Given information:
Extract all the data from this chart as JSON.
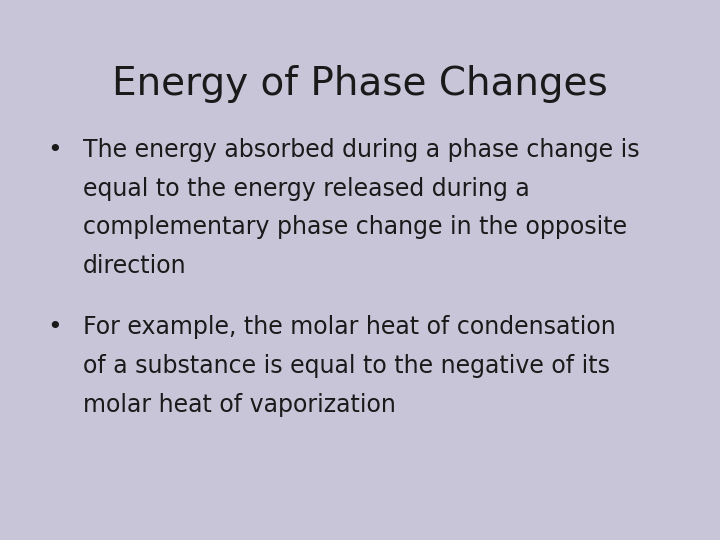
{
  "title": "Energy of Phase Changes",
  "background_color": "#c8c5d8",
  "title_color": "#1a1a1a",
  "text_color": "#1a1a1a",
  "title_fontsize": 28,
  "body_fontsize": 17,
  "bullet1_lines": [
    "The energy absorbed during a phase change is",
    "equal to the energy released during a",
    "complementary phase change in the opposite",
    "direction"
  ],
  "bullet2_lines": [
    "For example, the molar heat of condensation",
    "of a substance is equal to the negative of its",
    "molar heat of vaporization"
  ]
}
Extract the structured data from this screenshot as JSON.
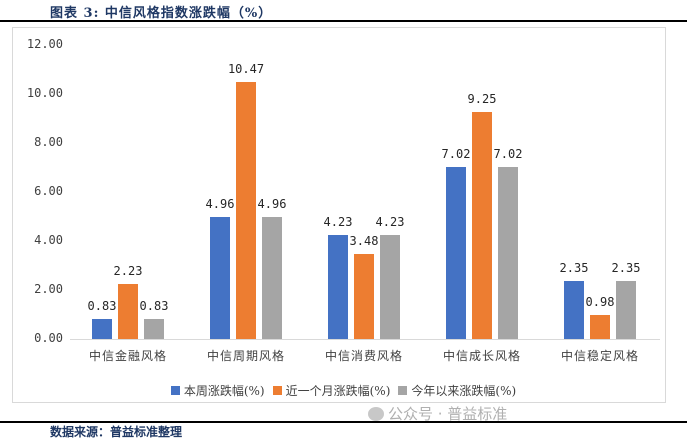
{
  "header": {
    "title": "图表 3:   中信风格指数涨跌幅（%）"
  },
  "footer": {
    "source": "数据来源：普益标准整理",
    "watermark": "公众号 · 普益标准"
  },
  "chart_data": {
    "type": "bar",
    "title": "中信风格指数涨跌幅（%）",
    "xlabel": "",
    "ylabel": "",
    "ylim": [
      0,
      12
    ],
    "yticks": [
      "0.00",
      "2.00",
      "4.00",
      "6.00",
      "8.00",
      "10.00",
      "12.00"
    ],
    "grid": false,
    "legend_position": "bottom",
    "categories": [
      "中信金融风格",
      "中信周期风格",
      "中信消费风格",
      "中信成长风格",
      "中信稳定风格"
    ],
    "series": [
      {
        "name": "本周涨跌幅(%)",
        "color": "#4472c4",
        "values": [
          0.83,
          4.96,
          4.23,
          7.02,
          2.35
        ],
        "labels": [
          "0.83",
          "4.96",
          "4.23",
          "7.02",
          "2.35"
        ]
      },
      {
        "name": "近一个月涨跌幅(%)",
        "color": "#ed7d31",
        "values": [
          2.23,
          10.47,
          3.48,
          9.25,
          0.98
        ],
        "labels": [
          "2.23",
          "10.47",
          "3.48",
          "9.25",
          "0.98"
        ]
      },
      {
        "name": "今年以来涨跌幅(%)",
        "color": "#a5a5a5",
        "values": [
          0.83,
          4.96,
          4.23,
          7.02,
          2.35
        ],
        "labels": [
          "0.83",
          "4.96",
          "4.23",
          "7.02",
          "2.35"
        ]
      }
    ]
  }
}
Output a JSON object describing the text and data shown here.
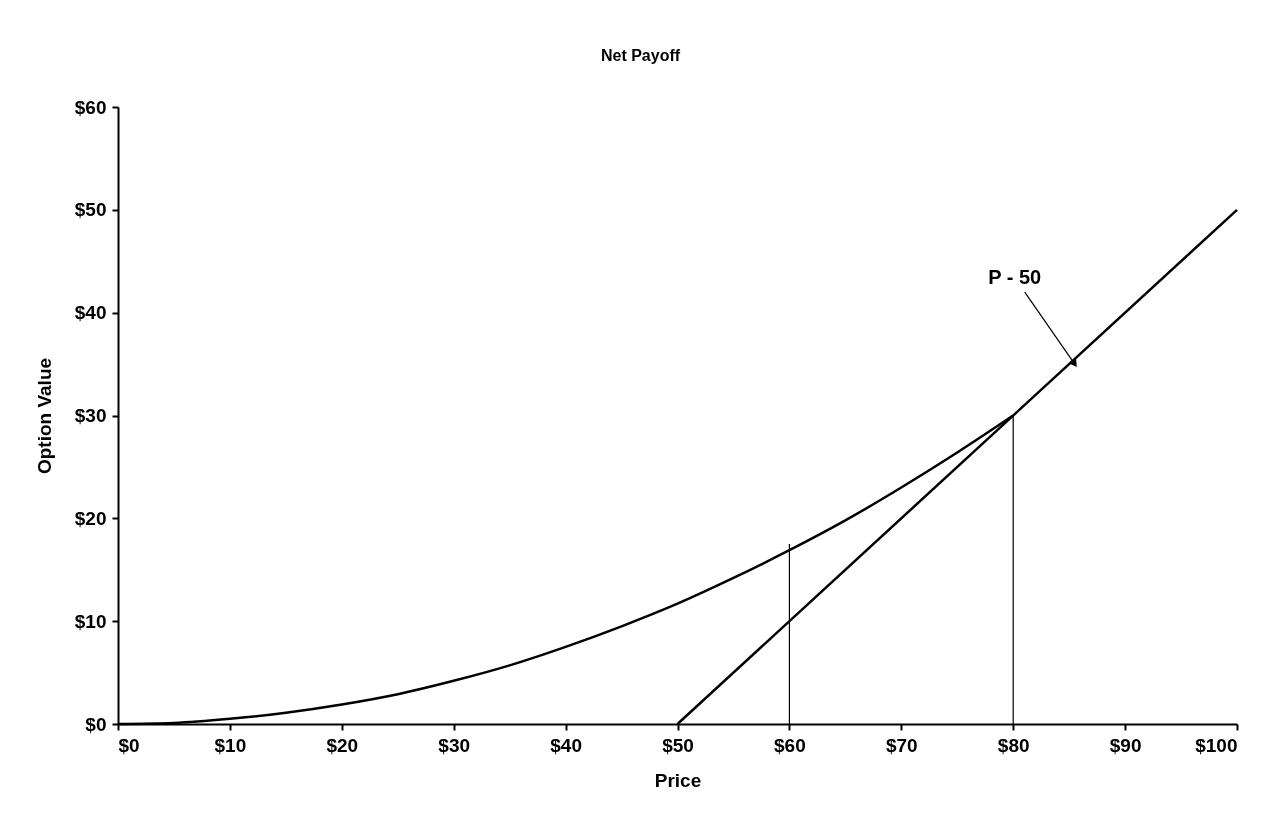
{
  "chart_data": {
    "type": "line",
    "title": "Net Payoff",
    "xlabel": "Price",
    "ylabel": "Option Value",
    "xlim": [
      0,
      100
    ],
    "ylim": [
      0,
      60
    ],
    "xticks": [
      {
        "value": 0,
        "label": "$0"
      },
      {
        "value": 10,
        "label": "$10"
      },
      {
        "value": 20,
        "label": "$20"
      },
      {
        "value": 30,
        "label": "$30"
      },
      {
        "value": 40,
        "label": "$40"
      },
      {
        "value": 50,
        "label": "$50"
      },
      {
        "value": 60,
        "label": "$60"
      },
      {
        "value": 70,
        "label": "$70"
      },
      {
        "value": 80,
        "label": "$80"
      },
      {
        "value": 90,
        "label": "$90"
      },
      {
        "value": 100,
        "label": "$100"
      }
    ],
    "yticks": [
      {
        "value": 0,
        "label": "$0"
      },
      {
        "value": 10,
        "label": "$10"
      },
      {
        "value": 20,
        "label": "$20"
      },
      {
        "value": 30,
        "label": "$30"
      },
      {
        "value": 40,
        "label": "$40"
      },
      {
        "value": 50,
        "label": "$50"
      },
      {
        "value": 60,
        "label": "$60"
      }
    ],
    "grid": false,
    "marker": "none",
    "line_style": "solid",
    "series": [
      {
        "color": "#000000",
        "x": [
          0,
          5,
          10,
          15,
          20,
          25,
          30,
          35,
          40,
          45,
          50,
          55,
          60,
          65,
          70,
          75,
          80
        ],
        "values": [
          0,
          0.1,
          0.5,
          1.1,
          1.9,
          2.9,
          4.2,
          5.7,
          7.5,
          9.5,
          11.7,
          14.2,
          16.9,
          19.8,
          23,
          26.4,
          30
        ]
      },
      {
        "color": "#000000",
        "x": [
          50,
          100
        ],
        "values": [
          0,
          50
        ]
      },
      {
        "color": "#000000",
        "x": [
          60,
          60
        ],
        "values": [
          0,
          17.5
        ]
      },
      {
        "color": "#000000",
        "x": [
          80,
          80
        ],
        "values": [
          0,
          30
        ]
      }
    ],
    "annotations": [
      {
        "text": "P - 50",
        "x": 85.5,
        "y": 35
      }
    ]
  }
}
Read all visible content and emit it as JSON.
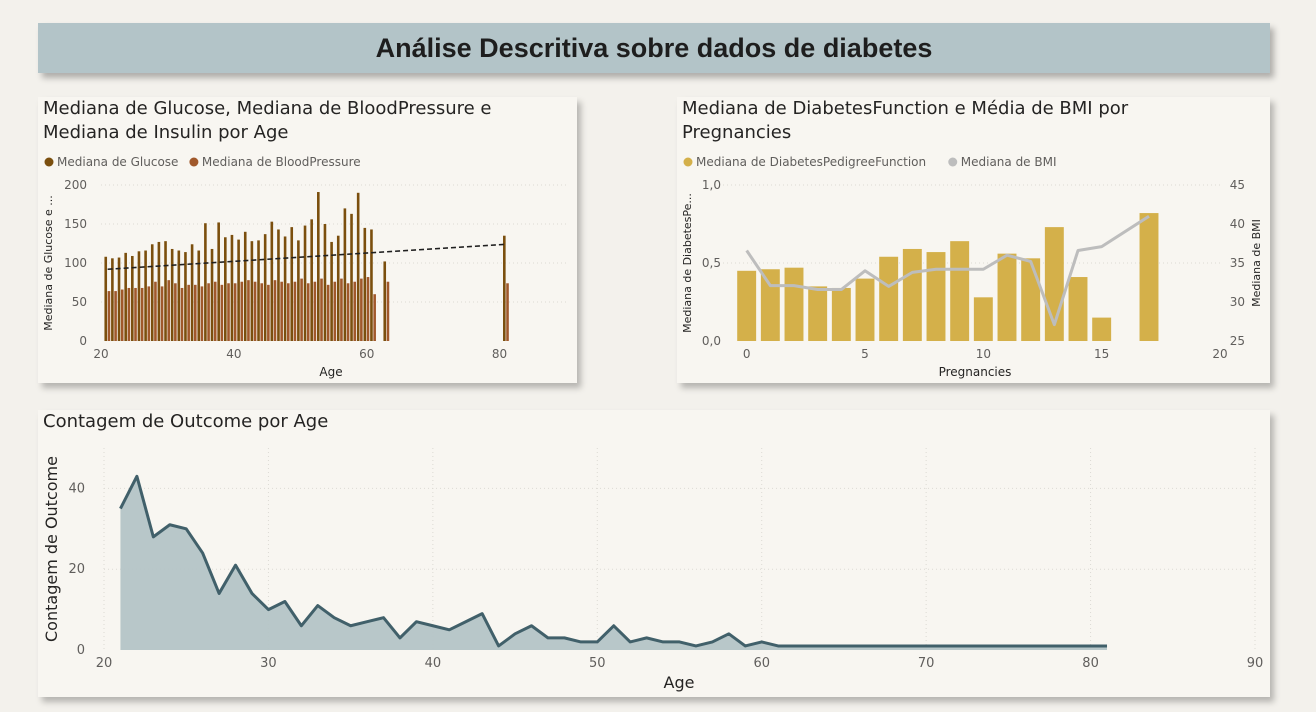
{
  "header": {
    "title": "Análise Descritiva sobre dados de diabetes"
  },
  "chart_data": [
    {
      "type": "bar",
      "title": "Mediana de Glucose, Mediana de BloodPressure e Mediana de Insulin por Age",
      "title_lines": [
        "Mediana de Glucose, Mediana de BloodPressure e",
        "Mediana de Insulin por Age"
      ],
      "xlabel": "Age",
      "ylabel": "Mediana de Glucose e ...",
      "xlim": [
        20,
        90
      ],
      "ylim": [
        0,
        200
      ],
      "xticks": [
        "20",
        "40",
        "60",
        "80"
      ],
      "yticks": [
        "0",
        "50",
        "100",
        "150",
        "200"
      ],
      "legend": [
        "Mediana de Glucose",
        "Mediana de BloodPressure"
      ],
      "colors": [
        "#7b4f0e",
        "#a0582b"
      ],
      "x": [
        21,
        22,
        23,
        24,
        25,
        26,
        27,
        28,
        29,
        30,
        31,
        32,
        33,
        34,
        35,
        36,
        37,
        38,
        39,
        40,
        41,
        42,
        43,
        44,
        45,
        46,
        47,
        48,
        49,
        50,
        51,
        52,
        53,
        54,
        55,
        56,
        57,
        58,
        59,
        60,
        61,
        62,
        63,
        81
      ],
      "series": [
        {
          "name": "Mediana de Glucose",
          "values": [
            108,
            106,
            107,
            113,
            109,
            115,
            116,
            124,
            127,
            128,
            118,
            116,
            114,
            124,
            116,
            151,
            118,
            152,
            133,
            136,
            130,
            140,
            128,
            129,
            137,
            153,
            143,
            134,
            146,
            129,
            148,
            156,
            191,
            150,
            127,
            135,
            170,
            163,
            190,
            145,
            143,
            0,
            102,
            135
          ]
        },
        {
          "name": "Mediana de BloodPressure",
          "values": [
            64,
            64,
            66,
            68,
            68,
            68,
            70,
            76,
            70,
            78,
            74,
            68,
            72,
            72,
            70,
            74,
            76,
            72,
            74,
            74,
            76,
            78,
            76,
            74,
            72,
            78,
            76,
            74,
            76,
            80,
            74,
            76,
            80,
            72,
            76,
            80,
            74,
            76,
            80,
            82,
            60,
            0,
            76,
            74
          ]
        }
      ],
      "trendline": {
        "x": [
          21,
          81
        ],
        "y": [
          92,
          124
        ],
        "style": "dashed"
      },
      "grid": true,
      "legend_position": "top-left"
    },
    {
      "type": "bar",
      "title": "Mediana de DiabetesFunction e Média de BMI por Pregnancies",
      "title_lines": [
        "Mediana de DiabetesFunction e Média de BMI por",
        "Pregnancies"
      ],
      "xlabel": "Pregnancies",
      "ylabel": "Mediana de DiabetesPe...",
      "y2label": "Mediana de BMI",
      "xlim": [
        -1,
        20
      ],
      "ylim": [
        0,
        1.0
      ],
      "y2lim": [
        25,
        45
      ],
      "xticks": [
        "0",
        "5",
        "10",
        "15",
        "20"
      ],
      "yticks": [
        "0,0",
        "0,5",
        "1,0"
      ],
      "y2ticks": [
        "25",
        "30",
        "35",
        "40",
        "45"
      ],
      "legend": [
        "Mediana de DiabetesPedigreeFunction",
        "Mediana de BMI"
      ],
      "colors": [
        "#d4b04a",
        "#bdbdbd"
      ],
      "x": [
        0,
        1,
        2,
        3,
        4,
        5,
        6,
        7,
        8,
        9,
        10,
        11,
        12,
        13,
        14,
        15,
        17
      ],
      "series": [
        {
          "name": "Mediana de DiabetesPedigreeFunction",
          "axis": "left",
          "values": [
            0.45,
            0.46,
            0.47,
            0.35,
            0.34,
            0.4,
            0.54,
            0.59,
            0.57,
            0.64,
            0.28,
            0.56,
            0.53,
            0.73,
            0.41,
            0.15,
            0.82
          ]
        },
        {
          "name": "Mediana de BMI",
          "axis": "right",
          "type": "line",
          "values": [
            36.6,
            32.1,
            32.1,
            31.6,
            31.6,
            34.0,
            32.0,
            33.8,
            34.2,
            34.2,
            34.2,
            36.0,
            35.2,
            27.1,
            36.6,
            37.1,
            41.0
          ]
        }
      ],
      "grid": true,
      "legend_position": "top-left"
    },
    {
      "type": "area",
      "title": "Contagem de Outcome por Age",
      "xlabel": "Age",
      "ylabel": "Contagem de Outcome",
      "xlim": [
        20,
        90
      ],
      "ylim": [
        0,
        50
      ],
      "xticks": [
        "20",
        "30",
        "40",
        "50",
        "60",
        "70",
        "80",
        "90"
      ],
      "yticks": [
        "0",
        "20",
        "40"
      ],
      "colors": [
        "#b4c4c6",
        "#41606a"
      ],
      "x": [
        21,
        22,
        23,
        24,
        25,
        26,
        27,
        28,
        29,
        30,
        31,
        32,
        33,
        34,
        35,
        36,
        37,
        38,
        39,
        40,
        41,
        42,
        43,
        44,
        45,
        46,
        47,
        48,
        49,
        50,
        51,
        52,
        53,
        54,
        55,
        56,
        57,
        58,
        59,
        60,
        61,
        62,
        63,
        64,
        65,
        66,
        67,
        68,
        69,
        70,
        81
      ],
      "values": [
        35,
        43,
        28,
        31,
        30,
        24,
        14,
        21,
        14,
        10,
        12,
        6,
        11,
        8,
        6,
        7,
        8,
        3,
        7,
        6,
        5,
        7,
        9,
        1,
        4,
        6,
        3,
        3,
        2,
        2,
        6,
        2,
        3,
        2,
        2,
        1,
        2,
        4,
        1,
        2,
        1,
        1,
        1,
        1,
        1,
        1,
        1,
        1,
        1,
        1,
        1
      ],
      "grid": true
    }
  ]
}
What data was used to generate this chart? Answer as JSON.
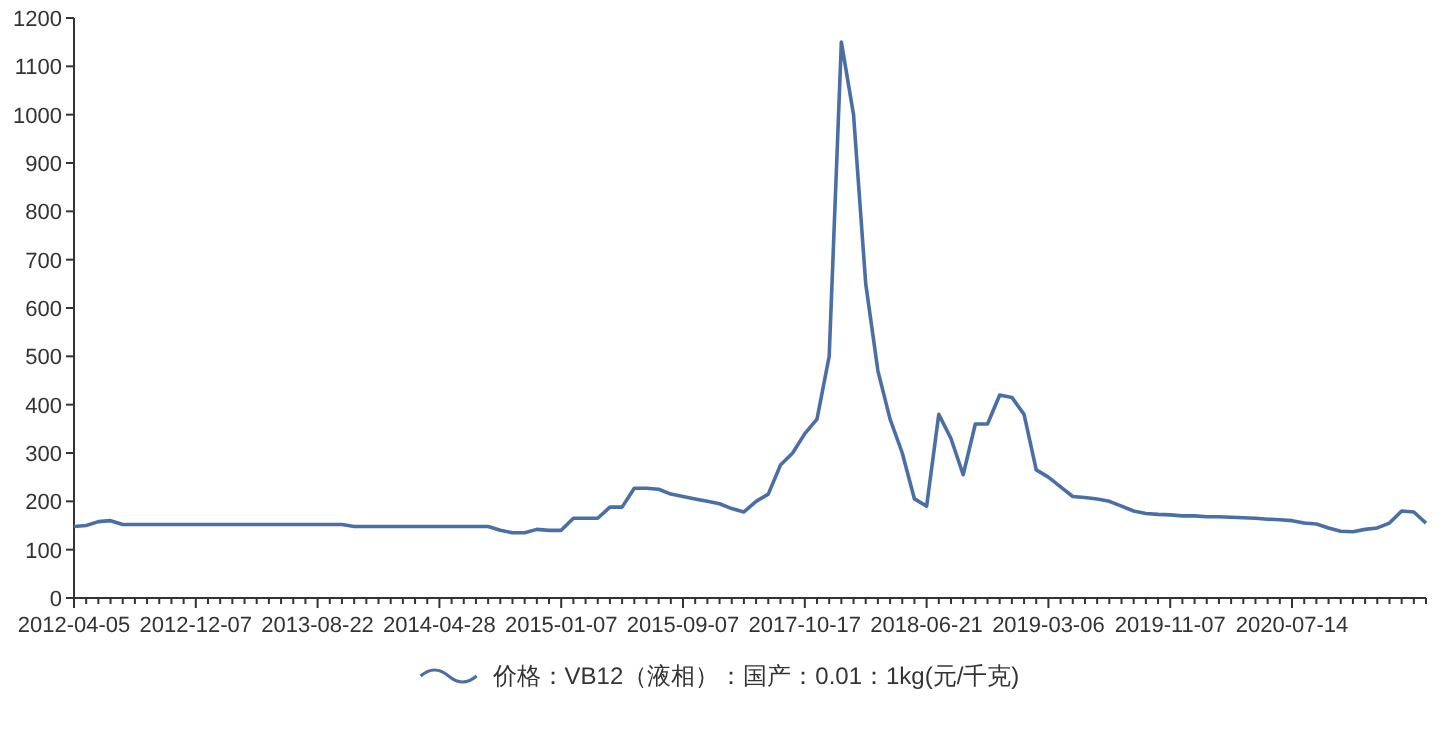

The request:
Figure out how many lines of the data above include "Insulin", then give the number and nothing more.

Solution:
2